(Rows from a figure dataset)

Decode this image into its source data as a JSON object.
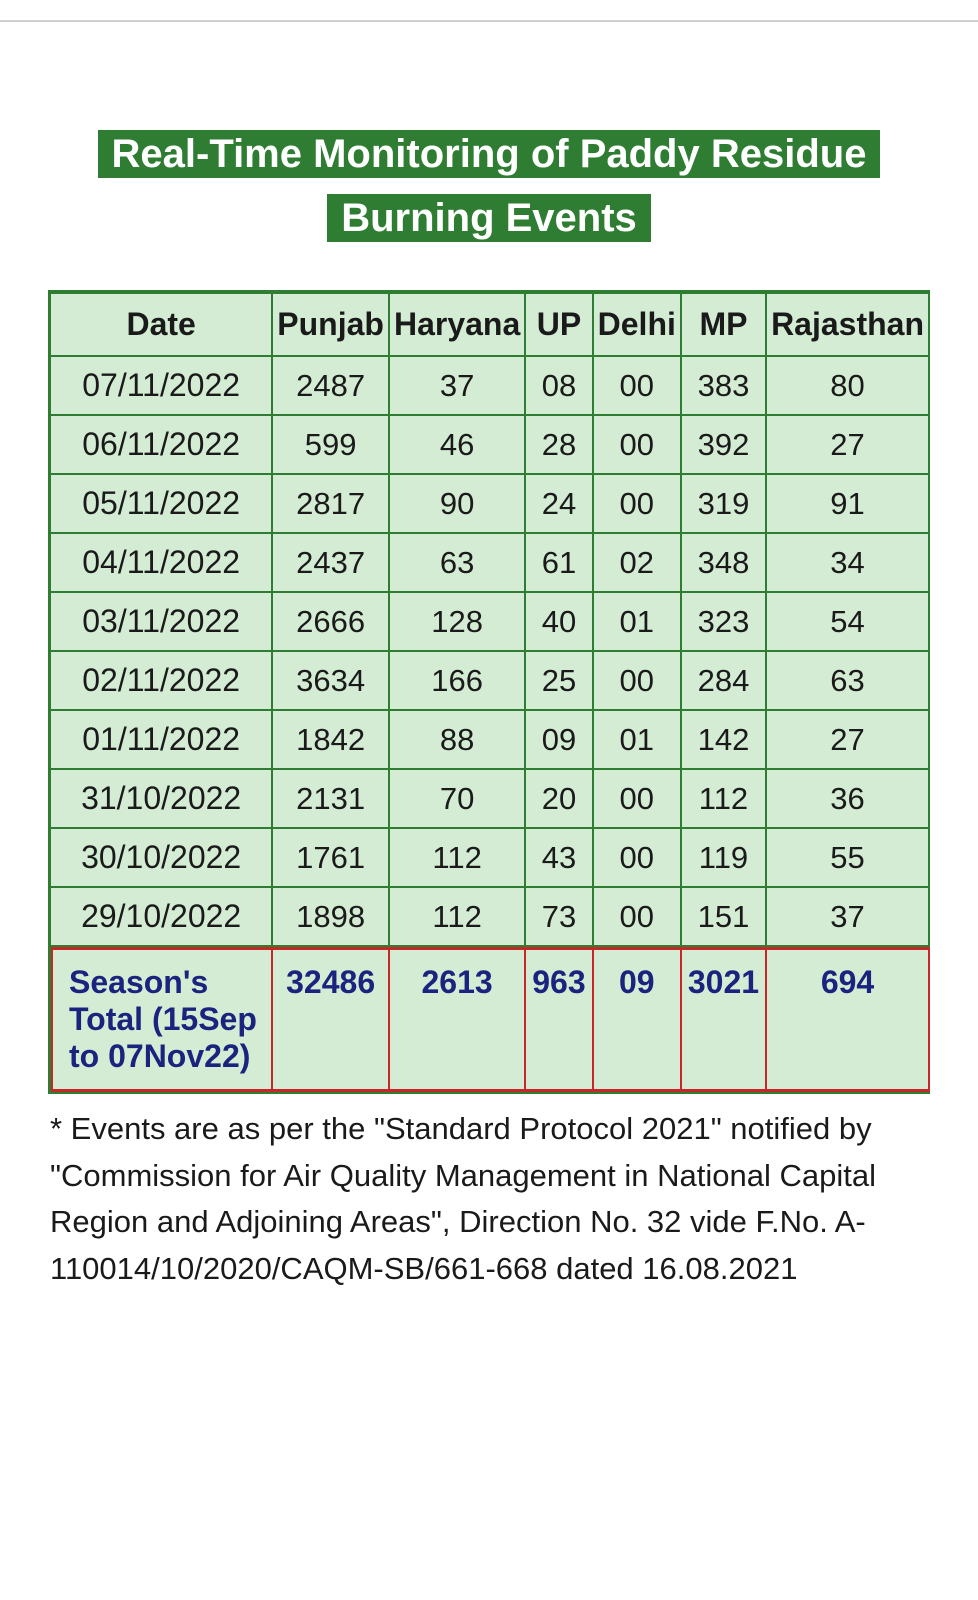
{
  "title_line1": "Real-Time Monitoring of Paddy Residue",
  "title_line2": "Burning Events",
  "table": {
    "columns": [
      "Date",
      "Punjab",
      "Haryana",
      "UP",
      "Delhi",
      "MP",
      "Rajasthan"
    ],
    "rows": [
      [
        "07/11/2022",
        "2487",
        "37",
        "08",
        "00",
        "383",
        "80"
      ],
      [
        "06/11/2022",
        "599",
        "46",
        "28",
        "00",
        "392",
        "27"
      ],
      [
        "05/11/2022",
        "2817",
        "90",
        "24",
        "00",
        "319",
        "91"
      ],
      [
        "04/11/2022",
        "2437",
        "63",
        "61",
        "02",
        "348",
        "34"
      ],
      [
        "03/11/2022",
        "2666",
        "128",
        "40",
        "01",
        "323",
        "54"
      ],
      [
        "02/11/2022",
        "3634",
        "166",
        "25",
        "00",
        "284",
        "63"
      ],
      [
        "01/11/2022",
        "1842",
        "88",
        "09",
        "01",
        "142",
        "27"
      ],
      [
        "31/10/2022",
        "2131",
        "70",
        "20",
        "00",
        "112",
        "36"
      ],
      [
        "30/10/2022",
        "1761",
        "112",
        "43",
        "00",
        "119",
        "55"
      ],
      [
        "29/10/2022",
        "1898",
        "112",
        "73",
        "00",
        "151",
        "37"
      ]
    ],
    "total_label": "Season's Total (15Sep to 07Nov22)",
    "totals": [
      "32486",
      "2613",
      "963",
      "09",
      "3021",
      "694"
    ],
    "header_bg": "#d4ecd4",
    "cell_bg": "#d4ecd4",
    "border_color": "#2e7d32",
    "total_border_color": "#c62828",
    "total_text_color": "#1a237e",
    "header_fontsize": 32,
    "cell_fontsize": 31
  },
  "footnote": "* Events are as per the \"Standard Protocol 2021\" notified by \"Commission for Air Quality Management in National Capital Region and Adjoining Areas\", Direction No. 32 vide F.No. A-110014/10/2020/CAQM-SB/661-668 dated 16.08.2021",
  "colors": {
    "title_bg": "#2e7d32",
    "title_text": "#ffffff",
    "page_bg": "#ffffff",
    "text": "#1a1a1a"
  }
}
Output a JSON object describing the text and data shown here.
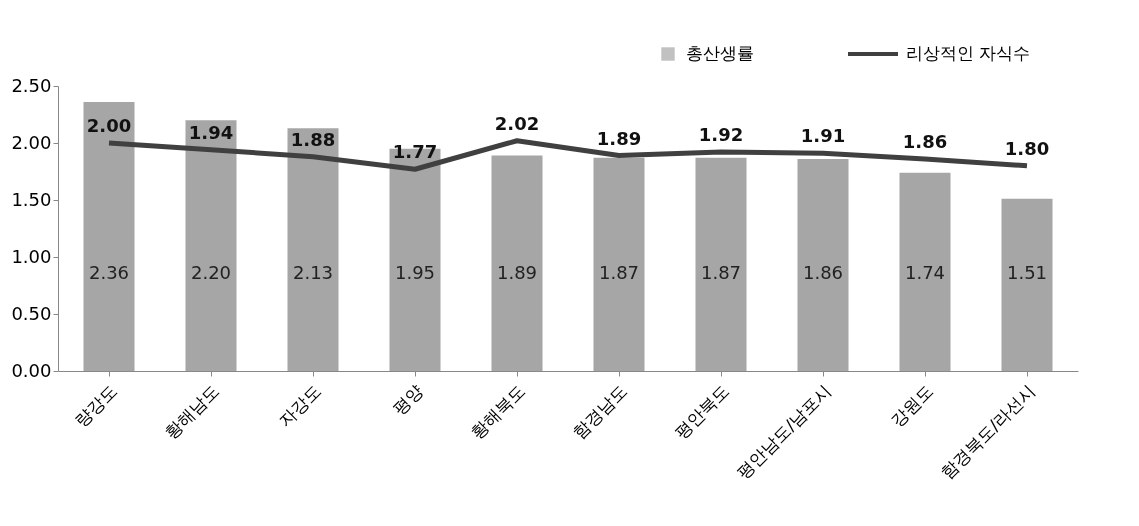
{
  "chart_data": {
    "type": "bar",
    "categories": [
      "량강도",
      "황해남도",
      "자강도",
      "평양",
      "황해북도",
      "함경남도",
      "평안북도",
      "평안남도/남포시",
      "강원도",
      "함경북도/라선시"
    ],
    "series": [
      {
        "name": "총산생률",
        "color": "#a6a6a6",
        "values": [
          2.36,
          2.2,
          2.13,
          1.95,
          1.89,
          1.87,
          1.87,
          1.86,
          1.74,
          1.51
        ],
        "value_labels": [
          "2.36",
          "2.20",
          "2.13",
          "1.95",
          "1.89",
          "1.87",
          "1.87",
          "1.86",
          "1.74",
          "1.51"
        ]
      },
      {
        "name": "리상적인 자식수",
        "type": "line",
        "color": "#404040",
        "values": [
          2.0,
          1.94,
          1.88,
          1.77,
          2.02,
          1.89,
          1.92,
          1.91,
          1.86,
          1.8
        ],
        "value_labels": [
          "2.00",
          "1.94",
          "1.88",
          "1.77",
          "2.02",
          "1.89",
          "1.92",
          "1.91",
          "1.86",
          "1.80"
        ]
      }
    ],
    "ylim": [
      0,
      2.5
    ],
    "yticks": [
      {
        "value": 0,
        "label": "0.00"
      },
      {
        "value": 0.5,
        "label": "0.50"
      },
      {
        "value": 1,
        "label": "1.00"
      },
      {
        "value": 1.5,
        "label": "1.50"
      },
      {
        "value": 2,
        "label": "2.00"
      },
      {
        "value": 2.5,
        "label": "2.50"
      }
    ],
    "grid": false,
    "legend": "top right"
  }
}
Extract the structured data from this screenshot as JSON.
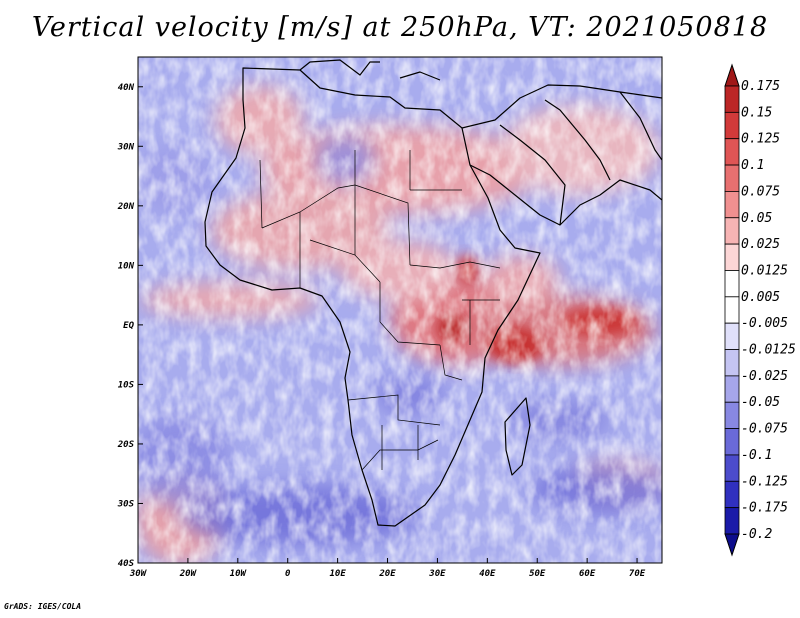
{
  "title": "Vertical velocity [m/s] at 250hPa, VT: 2021050818",
  "credit": "GrADS: IGES/COLA",
  "map": {
    "lon_range": [
      -30,
      75
    ],
    "lat_range": [
      -40,
      45
    ],
    "x_ticks": [
      "30W",
      "20W",
      "10W",
      "0",
      "10E",
      "20E",
      "30E",
      "40E",
      "50E",
      "60E",
      "70E"
    ],
    "x_tick_lons": [
      -30,
      -20,
      -10,
      0,
      10,
      20,
      30,
      40,
      50,
      60,
      70
    ],
    "y_ticks": [
      "40N",
      "30N",
      "20N",
      "10N",
      "EQ",
      "10S",
      "20S",
      "30S",
      "40S"
    ],
    "y_tick_lats": [
      40,
      30,
      20,
      10,
      0,
      -10,
      -20,
      -30,
      -40
    ],
    "land_color": "#000000"
  },
  "colorbar": {
    "labels": [
      "0.175",
      "0.15",
      "0.125",
      "0.1",
      "0.075",
      "0.05",
      "0.025",
      "0.0125",
      "0.005",
      "-0.005",
      "-0.0125",
      "-0.025",
      "-0.05",
      "-0.075",
      "-0.1",
      "-0.125",
      "-0.175",
      "-0.2"
    ],
    "colors": [
      "#a01818",
      "#bc2626",
      "#d23a3a",
      "#e05555",
      "#e87070",
      "#f09090",
      "#f7b4b4",
      "#fcd6d6",
      "#ffffff",
      "#ffffff",
      "#e0e0fa",
      "#c4c4f2",
      "#a6a6ea",
      "#8888e2",
      "#6a6ad8",
      "#4c4ccc",
      "#3030bf",
      "#1a1aa8",
      "#0c0c8c"
    ]
  }
}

**Your goal**
Filter out all lines lacking the word "Events" and copy the rest.

**Written response**
  "title_line2": "Burning Events",
  "footnote": "* Events are as per the \"Standard Protocol 2021\" notified by \"Commission for Air Quality Management in National Capital Region and Adjoining Areas\", Direction No. 32 vide F.No. A-110014/10/2020/CAQM-SB/661-668 dated 16.08.2021",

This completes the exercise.